## begin Extracted records
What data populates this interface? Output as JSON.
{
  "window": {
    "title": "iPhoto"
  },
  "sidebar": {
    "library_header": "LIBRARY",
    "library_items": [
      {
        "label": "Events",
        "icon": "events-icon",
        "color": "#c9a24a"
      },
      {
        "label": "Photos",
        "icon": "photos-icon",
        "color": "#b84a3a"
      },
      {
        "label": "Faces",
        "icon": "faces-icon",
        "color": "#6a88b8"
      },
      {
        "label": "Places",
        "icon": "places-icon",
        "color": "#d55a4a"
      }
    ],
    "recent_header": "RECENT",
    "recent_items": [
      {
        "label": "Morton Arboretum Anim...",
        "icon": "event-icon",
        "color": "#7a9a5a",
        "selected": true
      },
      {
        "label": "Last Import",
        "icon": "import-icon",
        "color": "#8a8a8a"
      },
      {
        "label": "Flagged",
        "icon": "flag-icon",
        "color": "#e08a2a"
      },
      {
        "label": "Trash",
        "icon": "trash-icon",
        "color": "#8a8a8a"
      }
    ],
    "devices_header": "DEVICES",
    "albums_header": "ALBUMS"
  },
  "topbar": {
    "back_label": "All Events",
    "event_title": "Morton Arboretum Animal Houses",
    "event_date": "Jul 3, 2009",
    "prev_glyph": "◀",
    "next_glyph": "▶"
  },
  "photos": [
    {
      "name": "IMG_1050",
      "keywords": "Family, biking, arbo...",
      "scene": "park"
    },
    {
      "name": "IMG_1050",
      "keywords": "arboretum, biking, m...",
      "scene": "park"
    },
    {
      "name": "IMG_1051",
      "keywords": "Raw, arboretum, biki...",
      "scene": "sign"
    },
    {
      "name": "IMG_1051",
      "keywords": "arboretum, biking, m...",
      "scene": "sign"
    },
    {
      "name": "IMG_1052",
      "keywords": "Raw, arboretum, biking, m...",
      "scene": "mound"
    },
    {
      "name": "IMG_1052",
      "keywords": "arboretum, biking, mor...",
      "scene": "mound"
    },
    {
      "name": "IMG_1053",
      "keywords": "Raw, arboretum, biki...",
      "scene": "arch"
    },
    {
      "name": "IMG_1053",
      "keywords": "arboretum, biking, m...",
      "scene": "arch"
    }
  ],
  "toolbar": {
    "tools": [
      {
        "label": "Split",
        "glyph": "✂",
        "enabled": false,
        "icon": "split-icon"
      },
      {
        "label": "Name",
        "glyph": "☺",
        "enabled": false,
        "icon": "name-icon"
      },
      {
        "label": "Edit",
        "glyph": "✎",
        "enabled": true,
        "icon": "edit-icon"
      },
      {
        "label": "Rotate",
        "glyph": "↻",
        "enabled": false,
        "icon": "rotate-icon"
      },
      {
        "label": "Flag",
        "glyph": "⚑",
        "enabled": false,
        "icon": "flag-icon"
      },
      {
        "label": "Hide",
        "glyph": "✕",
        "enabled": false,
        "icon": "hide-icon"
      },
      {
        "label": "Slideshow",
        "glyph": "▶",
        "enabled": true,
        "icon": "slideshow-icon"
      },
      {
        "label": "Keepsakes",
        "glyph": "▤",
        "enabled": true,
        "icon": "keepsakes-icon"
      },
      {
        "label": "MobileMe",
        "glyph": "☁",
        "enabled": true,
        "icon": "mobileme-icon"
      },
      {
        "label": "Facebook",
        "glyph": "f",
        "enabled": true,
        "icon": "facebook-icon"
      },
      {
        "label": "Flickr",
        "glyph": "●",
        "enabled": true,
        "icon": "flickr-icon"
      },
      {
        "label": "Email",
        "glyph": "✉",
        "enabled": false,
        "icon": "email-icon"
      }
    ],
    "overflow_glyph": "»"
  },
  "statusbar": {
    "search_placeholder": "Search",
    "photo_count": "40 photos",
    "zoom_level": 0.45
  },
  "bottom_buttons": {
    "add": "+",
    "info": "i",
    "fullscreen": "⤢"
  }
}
## end Extracted records
Exercise details: Count every line in the entries above where the word "Morton" appears; respond with the number alone.

Output for this task: 2